§ GIVEN INSTRUCTION
Extract every record, exactly as written, and ignore the pictures.
### RECORDS TO PROCESS ###
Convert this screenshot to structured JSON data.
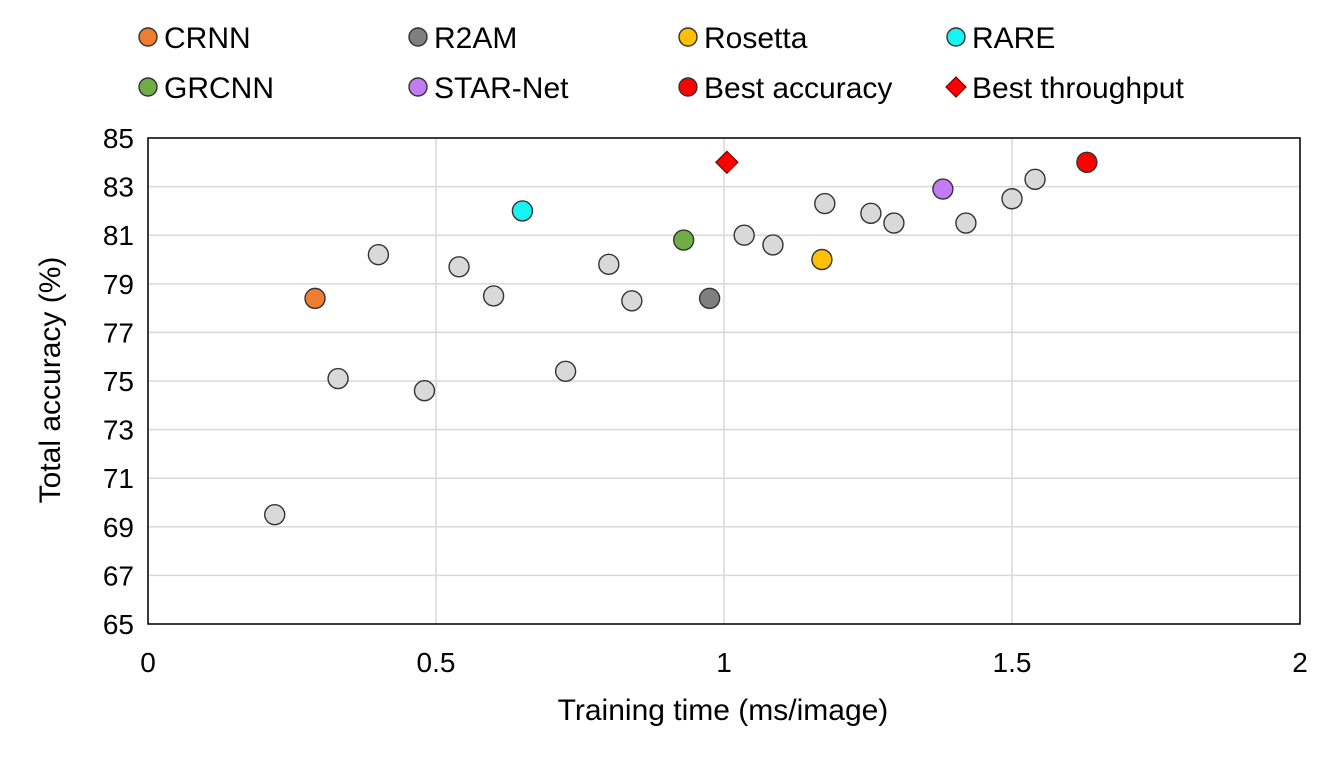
{
  "chart_data": {
    "type": "scatter",
    "xlabel": "Training time (ms/image)",
    "ylabel": "Total accuracy (%)",
    "xlim": [
      0,
      2
    ],
    "ylim": [
      65,
      85
    ],
    "x_ticks": [
      "0",
      "0.5",
      "1",
      "1.5",
      "2"
    ],
    "y_ticks": [
      "65",
      "67",
      "69",
      "71",
      "73",
      "75",
      "77",
      "79",
      "81",
      "83",
      "85"
    ],
    "grid": true,
    "legend_position": "top",
    "legend": [
      {
        "label": "CRNN",
        "marker": "circle",
        "color": "#ED7D31"
      },
      {
        "label": "R2AM",
        "marker": "circle",
        "color": "#7F7F7F"
      },
      {
        "label": "Rosetta",
        "marker": "circle",
        "color": "#FFC000"
      },
      {
        "label": "RARE",
        "marker": "circle",
        "color": "#17F2F2"
      },
      {
        "label": "GRCNN",
        "marker": "circle",
        "color": "#70AD47"
      },
      {
        "label": "STAR-Net",
        "marker": "circle",
        "color": "#C27BF2"
      },
      {
        "label": "Best accuracy",
        "marker": "circle",
        "color": "#FF0000"
      },
      {
        "label": "Best throughput",
        "marker": "diamond",
        "color": "#FF0000"
      }
    ],
    "other_color": "#D9D9D9",
    "series": [
      {
        "name": "CRNN",
        "points": [
          [
            0.29,
            78.4
          ]
        ]
      },
      {
        "name": "R2AM",
        "points": [
          [
            0.975,
            78.4
          ]
        ]
      },
      {
        "name": "Rosetta",
        "points": [
          [
            1.17,
            80.0
          ]
        ]
      },
      {
        "name": "RARE",
        "points": [
          [
            0.65,
            82.0
          ]
        ]
      },
      {
        "name": "GRCNN",
        "points": [
          [
            0.93,
            80.8
          ]
        ]
      },
      {
        "name": "STAR-Net",
        "points": [
          [
            1.38,
            82.9
          ]
        ]
      },
      {
        "name": "Best accuracy",
        "points": [
          [
            1.63,
            84.0
          ]
        ]
      },
      {
        "name": "Best throughput",
        "points": [
          [
            1.005,
            84.0
          ]
        ]
      },
      {
        "name": "",
        "points": [
          [
            0.22,
            69.5
          ],
          [
            0.33,
            75.1
          ],
          [
            0.4,
            80.2
          ],
          [
            0.48,
            74.6
          ],
          [
            0.54,
            79.7
          ],
          [
            0.6,
            78.5
          ],
          [
            0.725,
            75.4
          ],
          [
            0.8,
            79.8
          ],
          [
            0.84,
            78.3
          ],
          [
            1.035,
            81.0
          ],
          [
            1.085,
            80.6
          ],
          [
            1.175,
            82.3
          ],
          [
            1.255,
            81.9
          ],
          [
            1.295,
            81.5
          ],
          [
            1.42,
            81.5
          ],
          [
            1.5,
            82.5
          ],
          [
            1.54,
            83.3
          ]
        ]
      }
    ]
  }
}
###
§ FINISHED EXERCISE
Convert this screenshot to structured JSON data.
{
  "chart_data": {
    "type": "scatter",
    "xlabel": "Training time (ms/image)",
    "ylabel": "Total accuracy (%)",
    "xlim": [
      0,
      2
    ],
    "ylim": [
      65,
      85
    ],
    "x_ticks": [
      "0",
      "0.5",
      "1",
      "1.5",
      "2"
    ],
    "y_ticks": [
      "65",
      "67",
      "69",
      "71",
      "73",
      "75",
      "77",
      "79",
      "81",
      "83",
      "85"
    ],
    "grid": true,
    "legend_position": "top",
    "legend": [
      {
        "label": "CRNN",
        "marker": "circle",
        "color": "#ED7D31"
      },
      {
        "label": "R2AM",
        "marker": "circle",
        "color": "#7F7F7F"
      },
      {
        "label": "Rosetta",
        "marker": "circle",
        "color": "#FFC000"
      },
      {
        "label": "RARE",
        "marker": "circle",
        "color": "#17F2F2"
      },
      {
        "label": "GRCNN",
        "marker": "circle",
        "color": "#70AD47"
      },
      {
        "label": "STAR-Net",
        "marker": "circle",
        "color": "#C27BF2"
      },
      {
        "label": "Best accuracy",
        "marker": "circle",
        "color": "#FF0000"
      },
      {
        "label": "Best throughput",
        "marker": "diamond",
        "color": "#FF0000"
      }
    ],
    "other_color": "#D9D9D9",
    "series": [
      {
        "name": "CRNN",
        "points": [
          [
            0.29,
            78.4
          ]
        ]
      },
      {
        "name": "R2AM",
        "points": [
          [
            0.975,
            78.4
          ]
        ]
      },
      {
        "name": "Rosetta",
        "points": [
          [
            1.17,
            80.0
          ]
        ]
      },
      {
        "name": "RARE",
        "points": [
          [
            0.65,
            82.0
          ]
        ]
      },
      {
        "name": "GRCNN",
        "points": [
          [
            0.93,
            80.8
          ]
        ]
      },
      {
        "name": "STAR-Net",
        "points": [
          [
            1.38,
            82.9
          ]
        ]
      },
      {
        "name": "Best accuracy",
        "points": [
          [
            1.63,
            84.0
          ]
        ]
      },
      {
        "name": "Best throughput",
        "points": [
          [
            1.005,
            84.0
          ]
        ]
      },
      {
        "name": "",
        "points": [
          [
            0.22,
            69.5
          ],
          [
            0.33,
            75.1
          ],
          [
            0.4,
            80.2
          ],
          [
            0.48,
            74.6
          ],
          [
            0.54,
            79.7
          ],
          [
            0.6,
            78.5
          ],
          [
            0.725,
            75.4
          ],
          [
            0.8,
            79.8
          ],
          [
            0.84,
            78.3
          ],
          [
            1.035,
            81.0
          ],
          [
            1.085,
            80.6
          ],
          [
            1.175,
            82.3
          ],
          [
            1.255,
            81.9
          ],
          [
            1.295,
            81.5
          ],
          [
            1.42,
            81.5
          ],
          [
            1.5,
            82.5
          ],
          [
            1.54,
            83.3
          ]
        ]
      }
    ]
  }
}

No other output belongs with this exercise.